**WRITTEN PROBLEM**. Please quote every line word for word.

**RECORD EXCERPTS**.
────────────────────

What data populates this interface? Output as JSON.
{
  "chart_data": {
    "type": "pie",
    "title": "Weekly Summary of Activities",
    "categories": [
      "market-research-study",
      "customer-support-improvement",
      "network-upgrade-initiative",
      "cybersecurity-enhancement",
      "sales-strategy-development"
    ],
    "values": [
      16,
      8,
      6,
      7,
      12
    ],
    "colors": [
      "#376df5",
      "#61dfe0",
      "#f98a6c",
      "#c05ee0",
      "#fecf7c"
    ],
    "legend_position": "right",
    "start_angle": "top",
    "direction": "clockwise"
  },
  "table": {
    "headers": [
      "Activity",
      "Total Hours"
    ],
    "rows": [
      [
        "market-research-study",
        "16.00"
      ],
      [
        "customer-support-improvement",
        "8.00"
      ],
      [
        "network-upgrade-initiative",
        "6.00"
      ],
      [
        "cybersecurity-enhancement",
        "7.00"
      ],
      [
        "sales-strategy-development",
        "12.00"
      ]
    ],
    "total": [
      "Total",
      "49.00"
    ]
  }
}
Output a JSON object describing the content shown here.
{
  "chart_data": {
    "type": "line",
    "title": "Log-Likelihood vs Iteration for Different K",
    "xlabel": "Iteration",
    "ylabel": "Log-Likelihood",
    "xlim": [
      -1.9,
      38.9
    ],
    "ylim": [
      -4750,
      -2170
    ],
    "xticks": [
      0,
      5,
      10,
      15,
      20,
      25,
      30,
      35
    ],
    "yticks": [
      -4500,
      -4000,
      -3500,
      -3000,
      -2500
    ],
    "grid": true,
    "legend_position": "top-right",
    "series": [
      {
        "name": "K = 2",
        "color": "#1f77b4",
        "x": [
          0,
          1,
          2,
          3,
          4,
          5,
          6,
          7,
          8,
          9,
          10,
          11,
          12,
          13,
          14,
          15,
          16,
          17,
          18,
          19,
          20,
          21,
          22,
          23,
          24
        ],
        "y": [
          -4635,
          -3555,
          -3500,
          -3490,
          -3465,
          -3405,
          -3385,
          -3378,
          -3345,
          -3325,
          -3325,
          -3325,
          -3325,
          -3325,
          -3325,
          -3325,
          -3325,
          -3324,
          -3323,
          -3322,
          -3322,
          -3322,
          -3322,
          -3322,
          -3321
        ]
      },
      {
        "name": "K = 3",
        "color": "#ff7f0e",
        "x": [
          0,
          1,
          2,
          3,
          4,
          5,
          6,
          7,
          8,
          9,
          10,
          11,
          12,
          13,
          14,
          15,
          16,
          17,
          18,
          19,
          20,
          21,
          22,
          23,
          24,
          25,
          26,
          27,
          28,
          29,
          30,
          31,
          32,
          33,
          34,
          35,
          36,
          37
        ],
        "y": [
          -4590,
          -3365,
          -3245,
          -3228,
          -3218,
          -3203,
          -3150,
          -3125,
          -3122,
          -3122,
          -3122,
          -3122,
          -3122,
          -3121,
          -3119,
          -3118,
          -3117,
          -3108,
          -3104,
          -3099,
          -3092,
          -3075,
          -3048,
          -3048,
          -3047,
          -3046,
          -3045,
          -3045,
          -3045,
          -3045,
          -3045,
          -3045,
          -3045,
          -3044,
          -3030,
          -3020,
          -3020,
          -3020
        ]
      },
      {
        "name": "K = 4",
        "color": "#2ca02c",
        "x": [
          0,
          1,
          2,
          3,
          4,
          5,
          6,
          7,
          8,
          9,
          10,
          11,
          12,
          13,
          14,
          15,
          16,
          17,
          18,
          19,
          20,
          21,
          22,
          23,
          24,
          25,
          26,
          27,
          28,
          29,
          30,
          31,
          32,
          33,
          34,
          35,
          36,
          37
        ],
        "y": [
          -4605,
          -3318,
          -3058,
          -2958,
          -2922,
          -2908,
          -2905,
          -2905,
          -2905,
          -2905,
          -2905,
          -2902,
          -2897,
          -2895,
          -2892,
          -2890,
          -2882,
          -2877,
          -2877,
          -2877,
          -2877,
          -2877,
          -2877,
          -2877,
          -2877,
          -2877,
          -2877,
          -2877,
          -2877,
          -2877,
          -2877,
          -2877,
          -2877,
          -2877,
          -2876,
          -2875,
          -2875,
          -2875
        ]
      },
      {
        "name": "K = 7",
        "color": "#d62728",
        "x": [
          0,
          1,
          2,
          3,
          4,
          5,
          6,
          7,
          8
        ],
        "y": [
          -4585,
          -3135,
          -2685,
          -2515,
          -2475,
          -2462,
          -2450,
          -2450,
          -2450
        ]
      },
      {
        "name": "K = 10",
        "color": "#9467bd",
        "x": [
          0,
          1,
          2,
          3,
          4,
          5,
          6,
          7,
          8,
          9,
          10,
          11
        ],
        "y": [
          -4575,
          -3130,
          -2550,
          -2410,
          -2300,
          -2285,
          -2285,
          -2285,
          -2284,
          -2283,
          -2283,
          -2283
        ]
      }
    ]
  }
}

────────────────────

**SOLUTION**.
What data populates this interface? Output as JSON.
{
  "chart_data": {
    "type": "pie",
    "title": "Weekly Summary of Activities",
    "categories": [
      "market-research-study",
      "customer-support-improvement",
      "network-upgrade-initiative",
      "cybersecurity-enhancement",
      "sales-strategy-development"
    ],
    "values": [
      16,
      8,
      6,
      7,
      12
    ],
    "colors": [
      "#376df5",
      "#61dfe0",
      "#f98a6c",
      "#c05ee0",
      "#fecf7c"
    ],
    "legend_position": "right",
    "start_angle": "top",
    "direction": "clockwise"
  },
  "table": {
    "headers": [
      "Activity",
      "Total Hours"
    ],
    "rows": [
      [
        "market-research-study",
        "16.00"
      ],
      [
        "customer-support-improvement",
        "8.00"
      ],
      [
        "network-upgrade-initiative",
        "6.00"
      ],
      [
        "cybersecurity-enhancement",
        "7.00"
      ],
      [
        "sales-strategy-development",
        "12.00"
      ]
    ],
    "total": [
      "Total",
      "49.00"
    ]
  }
}
Output a JSON object describing the content shown here.
{
  "chart_data": {
    "type": "line",
    "title": "Log-Likelihood vs Iteration for Different K",
    "xlabel": "Iteration",
    "ylabel": "Log-Likelihood",
    "xlim": [
      -1.9,
      38.9
    ],
    "ylim": [
      -4750,
      -2170
    ],
    "xticks": [
      0,
      5,
      10,
      15,
      20,
      25,
      30,
      35
    ],
    "yticks": [
      -4500,
      -4000,
      -3500,
      -3000,
      -2500
    ],
    "grid": true,
    "legend_position": "top-right",
    "series": [
      {
        "name": "K = 2",
        "color": "#1f77b4",
        "x": [
          0,
          1,
          2,
          3,
          4,
          5,
          6,
          7,
          8,
          9,
          10,
          11,
          12,
          13,
          14,
          15,
          16,
          17,
          18,
          19,
          20,
          21,
          22,
          23,
          24
        ],
        "y": [
          -4635,
          -3555,
          -3500,
          -3490,
          -3465,
          -3405,
          -3385,
          -3378,
          -3345,
          -3325,
          -3325,
          -3325,
          -3325,
          -3325,
          -3325,
          -3325,
          -3325,
          -3324,
          -3323,
          -3322,
          -3322,
          -3322,
          -3322,
          -3322,
          -3321
        ]
      },
      {
        "name": "K = 3",
        "color": "#ff7f0e",
        "x": [
          0,
          1,
          2,
          3,
          4,
          5,
          6,
          7,
          8,
          9,
          10,
          11,
          12,
          13,
          14,
          15,
          16,
          17,
          18,
          19,
          20,
          21,
          22,
          23,
          24,
          25,
          26,
          27,
          28,
          29,
          30,
          31,
          32,
          33,
          34,
          35,
          36,
          37
        ],
        "y": [
          -4590,
          -3365,
          -3245,
          -3228,
          -3218,
          -3203,
          -3150,
          -3125,
          -3122,
          -3122,
          -3122,
          -3122,
          -3122,
          -3121,
          -3119,
          -3118,
          -3117,
          -3108,
          -3104,
          -3099,
          -3092,
          -3075,
          -3048,
          -3048,
          -3047,
          -3046,
          -3045,
          -3045,
          -3045,
          -3045,
          -3045,
          -3045,
          -3045,
          -3044,
          -3030,
          -3020,
          -3020,
          -3020
        ]
      },
      {
        "name": "K = 4",
        "color": "#2ca02c",
        "x": [
          0,
          1,
          2,
          3,
          4,
          5,
          6,
          7,
          8,
          9,
          10,
          11,
          12,
          13,
          14,
          15,
          16,
          17,
          18,
          19,
          20,
          21,
          22,
          23,
          24,
          25,
          26,
          27,
          28,
          29,
          30,
          31,
          32,
          33,
          34,
          35,
          36,
          37
        ],
        "y": [
          -4605,
          -3318,
          -3058,
          -2958,
          -2922,
          -2908,
          -2905,
          -2905,
          -2905,
          -2905,
          -2905,
          -2902,
          -2897,
          -2895,
          -2892,
          -2890,
          -2882,
          -2877,
          -2877,
          -2877,
          -2877,
          -2877,
          -2877,
          -2877,
          -2877,
          -2877,
          -2877,
          -2877,
          -2877,
          -2877,
          -2877,
          -2877,
          -2877,
          -2877,
          -2876,
          -2875,
          -2875,
          -2875
        ]
      },
      {
        "name": "K = 7",
        "color": "#d62728",
        "x": [
          0,
          1,
          2,
          3,
          4,
          5,
          6,
          7,
          8
        ],
        "y": [
          -4585,
          -3135,
          -2685,
          -2515,
          -2475,
          -2462,
          -2450,
          -2450,
          -2450
        ]
      },
      {
        "name": "K = 10",
        "color": "#9467bd",
        "x": [
          0,
          1,
          2,
          3,
          4,
          5,
          6,
          7,
          8,
          9,
          10,
          11
        ],
        "y": [
          -4575,
          -3130,
          -2550,
          -2410,
          -2300,
          -2285,
          -2285,
          -2285,
          -2284,
          -2283,
          -2283,
          -2283
        ]
      }
    ]
  }
}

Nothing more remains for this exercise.